··· Source records

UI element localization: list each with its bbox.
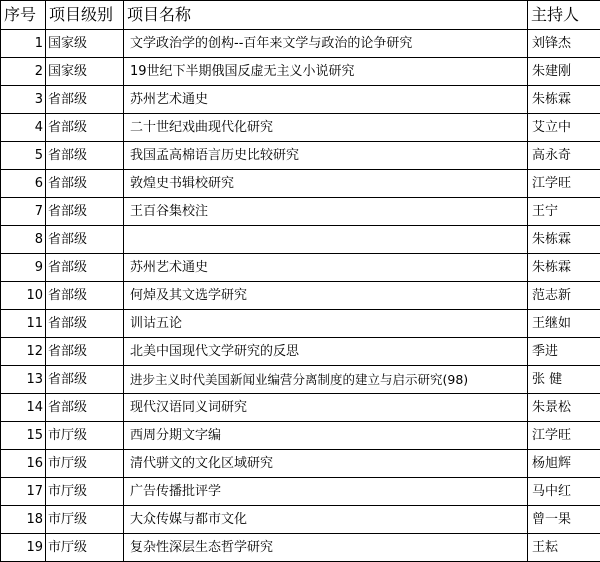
table-row (1, 450, 600, 478)
table-row (1, 506, 600, 534)
row-project-name (124, 226, 528, 254)
row-host: 王宁 (528, 198, 600, 226)
row-level: 市厅级 (46, 478, 124, 506)
row-number: 11 (1, 310, 46, 338)
row-number: 16 (1, 450, 46, 478)
row-level: 省部级 (46, 170, 124, 198)
table-row (1, 58, 600, 86)
row-host: 艾立中 (528, 114, 600, 142)
row-host: 张 健 (528, 366, 600, 394)
row-project-name: 王百谷集校注 (124, 198, 528, 226)
row-host: 王耘 (528, 534, 600, 562)
row-host: 高永奇 (528, 142, 600, 170)
row-level: 省部级 (46, 310, 124, 338)
row-project-name: 北美中国现代文学研究的反思 (124, 338, 528, 366)
row-host: 马中红 (528, 478, 600, 506)
row-host: 杨旭辉 (528, 450, 600, 478)
row-level: 国家级 (46, 58, 124, 86)
row-host: 朱栋霖 (528, 86, 600, 114)
row-level: 市厅级 (46, 450, 124, 478)
row-number: 15 (1, 422, 46, 450)
row-level: 省部级 (46, 86, 124, 114)
row-project-name: 苏州艺术通史 (124, 254, 528, 282)
row-host: 朱建刚 (528, 58, 600, 86)
row-project-name: 训诂五论 (124, 310, 528, 338)
table-row (1, 142, 600, 170)
row-level: 省部级 (46, 338, 124, 366)
header-host: 主持人 (528, 1, 600, 30)
table-row (1, 338, 600, 366)
row-number: 3 (1, 86, 46, 114)
row-project-name: 复杂性深层生态哲学研究 (124, 534, 528, 562)
table-row (1, 366, 600, 394)
row-level: 市厅级 (46, 422, 124, 450)
row-level: 市厅级 (46, 534, 124, 562)
table-row (1, 282, 600, 310)
row-level: 省部级 (46, 198, 124, 226)
row-number: 10 (1, 282, 46, 310)
row-project-name (124, 366, 528, 394)
row-project-name: 19世纪下半期俄国反虚无主义小说研究 (124, 58, 528, 86)
row-level: 省部级 (46, 114, 124, 142)
table-row (1, 226, 600, 254)
row-level: 省部级 (46, 282, 124, 310)
row-host: 朱景松 (528, 394, 600, 422)
row-host: 朱栋霖 (528, 254, 600, 282)
header-level: 项目级别 (46, 1, 124, 30)
row-host: 范志新 (528, 282, 600, 310)
row-number: 6 (1, 170, 46, 198)
row-level: 省部级 (46, 394, 124, 422)
table-row (1, 30, 600, 58)
row-number: 17 (1, 478, 46, 506)
row-number: 1 (1, 30, 46, 58)
table-row (1, 534, 600, 562)
table-row (1, 254, 600, 282)
table-row (1, 310, 600, 338)
row-number: 12 (1, 338, 46, 366)
row-project-name: 二十世纪戏曲现代化研究 (124, 114, 528, 142)
table-row (1, 114, 600, 142)
row-host: 江学旺 (528, 170, 600, 198)
header-no: 序号 (1, 1, 46, 30)
row-project-name: 大众传媒与都市文化 (124, 506, 528, 534)
row-host: 季进 (528, 338, 600, 366)
row-project-name: 文学政治学的创构--百年来文学与政治的论争研究 (124, 30, 528, 58)
row-host: 曾一果 (528, 506, 600, 534)
row-host: 王继如 (528, 310, 600, 338)
header-row (1, 1, 600, 30)
row-number: 13 (1, 366, 46, 394)
row-project-name: 西周分期文字编 (124, 422, 528, 450)
row-host: 江学旺 (528, 422, 600, 450)
row-number: 8 (1, 226, 46, 254)
row-level: 国家级 (46, 30, 124, 58)
row-level: 省部级 (46, 366, 124, 394)
table-row (1, 394, 600, 422)
row-project-name: 广告传播批评学 (124, 478, 528, 506)
row-project-name: 清代骈文的文化区域研究 (124, 450, 528, 478)
table-row (1, 422, 600, 450)
row-number: 7 (1, 198, 46, 226)
row-number: 19 (1, 534, 46, 562)
table-row (1, 170, 600, 198)
row-number: 14 (1, 394, 46, 422)
row-level: 省部级 (46, 226, 124, 254)
row-level: 省部级 (46, 142, 124, 170)
row-host: 朱栋霖 (528, 226, 600, 254)
row-number: 2 (1, 58, 46, 86)
row-number: 5 (1, 142, 46, 170)
row-project-name: 现代汉语同义词研究 (124, 394, 528, 422)
row-level: 市厅级 (46, 506, 124, 534)
header-name: 项目名称 (124, 1, 528, 30)
row-number: 4 (1, 114, 46, 142)
table-row (1, 86, 600, 114)
row-host: 刘锋杰 (528, 30, 600, 58)
row-project-name-text: 进步主义时代美国新闻业编营分离制度的建立与启示研究(98) (130, 373, 524, 386)
row-level: 省部级 (46, 254, 124, 282)
row-project-name: 我国孟高棉语言历史比较研究 (124, 142, 528, 170)
table-row (1, 478, 600, 506)
row-number: 18 (1, 506, 46, 534)
row-project-name: 敦煌史书辑校研究 (124, 170, 528, 198)
row-project-name: 苏州艺术通史 (124, 86, 528, 114)
row-number: 9 (1, 254, 46, 282)
table-row (1, 198, 600, 226)
row-project-name: 何焯及其文选学研究 (124, 282, 528, 310)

······

*Exercise brief*. Copy every line of the entries above verbatim, leaving out the picture.

*Output of the task*.
UI element localization: list each with its bbox.
table-row (1, 450, 600, 478)
table-row (1, 506, 600, 534)
row-project-name (124, 226, 528, 254)
row-host: 王宁 (528, 198, 600, 226)
row-level: 市厅级 (46, 478, 124, 506)
row-number: 11 (1, 310, 46, 338)
row-number: 16 (1, 450, 46, 478)
row-level: 省部级 (46, 170, 124, 198)
table-row (1, 58, 600, 86)
row-host: 艾立中 (528, 114, 600, 142)
row-host: 张 健 (528, 366, 600, 394)
row-project-name: 王百谷集校注 (124, 198, 528, 226)
row-host: 王耘 (528, 534, 600, 562)
row-host: 高永奇 (528, 142, 600, 170)
row-level: 省部级 (46, 310, 124, 338)
row-project-name: 北美中国现代文学研究的反思 (124, 338, 528, 366)
row-host: 马中红 (528, 478, 600, 506)
row-host: 杨旭辉 (528, 450, 600, 478)
row-level: 国家级 (46, 58, 124, 86)
row-host: 朱栋霖 (528, 86, 600, 114)
row-level: 市厅级 (46, 450, 124, 478)
row-number: 15 (1, 422, 46, 450)
row-level: 省部级 (46, 86, 124, 114)
row-project-name: 苏州艺术通史 (124, 254, 528, 282)
row-host: 朱建刚 (528, 58, 600, 86)
row-project-name: 训诂五论 (124, 310, 528, 338)
table-row (1, 142, 600, 170)
row-level: 省部级 (46, 338, 124, 366)
header-host: 主持人 (528, 1, 600, 30)
table-row (1, 338, 600, 366)
row-number: 3 (1, 86, 46, 114)
row-project-name: 复杂性深层生态哲学研究 (124, 534, 528, 562)
table-row (1, 366, 600, 394)
row-level: 市厅级 (46, 422, 124, 450)
row-level: 市厅级 (46, 534, 124, 562)
table-row (1, 282, 600, 310)
row-level: 省部级 (46, 198, 124, 226)
row-number: 10 (1, 282, 46, 310)
row-project-name (124, 366, 528, 394)
row-project-name: 19世纪下半期俄国反虚无主义小说研究 (124, 58, 528, 86)
row-level: 省部级 (46, 114, 124, 142)
table-row (1, 226, 600, 254)
row-level: 省部级 (46, 282, 124, 310)
row-host: 朱景松 (528, 394, 600, 422)
row-host: 朱栋霖 (528, 254, 600, 282)
header-level: 项目级别 (46, 1, 124, 30)
row-host: 范志新 (528, 282, 600, 310)
row-number: 6 (1, 170, 46, 198)
row-level: 省部级 (46, 394, 124, 422)
table-row (1, 30, 600, 58)
row-number: 17 (1, 478, 46, 506)
row-number: 1 (1, 30, 46, 58)
table-row (1, 534, 600, 562)
table-row (1, 254, 600, 282)
table-row (1, 310, 600, 338)
row-number: 12 (1, 338, 46, 366)
row-project-name: 二十世纪戏曲现代化研究 (124, 114, 528, 142)
table-row (1, 114, 600, 142)
row-host: 江学旺 (528, 170, 600, 198)
header-no: 序号 (1, 1, 46, 30)
row-project-name: 大众传媒与都市文化 (124, 506, 528, 534)
row-host: 季进 (528, 338, 600, 366)
row-project-name: 文学政治学的创构--百年来文学与政治的论争研究 (124, 30, 528, 58)
row-host: 曾一果 (528, 506, 600, 534)
row-host: 王继如 (528, 310, 600, 338)
header-row (1, 1, 600, 30)
row-number: 13 (1, 366, 46, 394)
row-project-name: 西周分期文字编 (124, 422, 528, 450)
row-host: 江学旺 (528, 422, 600, 450)
row-number: 8 (1, 226, 46, 254)
row-level: 国家级 (46, 30, 124, 58)
row-level: 省部级 (46, 366, 124, 394)
table-row (1, 394, 600, 422)
row-project-name: 广告传播批评学 (124, 478, 528, 506)
row-project-name: 清代骈文的文化区域研究 (124, 450, 528, 478)
table-row (1, 422, 600, 450)
row-number: 7 (1, 198, 46, 226)
row-number: 19 (1, 534, 46, 562)
table-row (1, 170, 600, 198)
row-number: 14 (1, 394, 46, 422)
row-level: 省部级 (46, 226, 124, 254)
row-level: 省部级 (46, 142, 124, 170)
row-host: 朱栋霖 (528, 226, 600, 254)
row-number: 2 (1, 58, 46, 86)
row-number: 5 (1, 142, 46, 170)
row-project-name: 现代汉语同义词研究 (124, 394, 528, 422)
row-level: 市厅级 (46, 506, 124, 534)
header-name: 项目名称 (124, 1, 528, 30)
row-number: 4 (1, 114, 46, 142)
table-row (1, 86, 600, 114)
row-host: 刘锋杰 (528, 30, 600, 58)
row-project-name-text: 进步主义时代美国新闻业编营分离制度的建立与启示研究(98) (130, 373, 524, 386)
row-level: 省部级 (46, 254, 124, 282)
row-project-name: 我国孟高棉语言历史比较研究 (124, 142, 528, 170)
table-row (1, 478, 600, 506)
row-number: 18 (1, 506, 46, 534)
row-project-name: 敦煌史书辑校研究 (124, 170, 528, 198)
row-project-name: 苏州艺术通史 (124, 86, 528, 114)
row-number: 9 (1, 254, 46, 282)
table-row (1, 198, 600, 226)
row-project-name: 何焯及其文选学研究 (124, 282, 528, 310)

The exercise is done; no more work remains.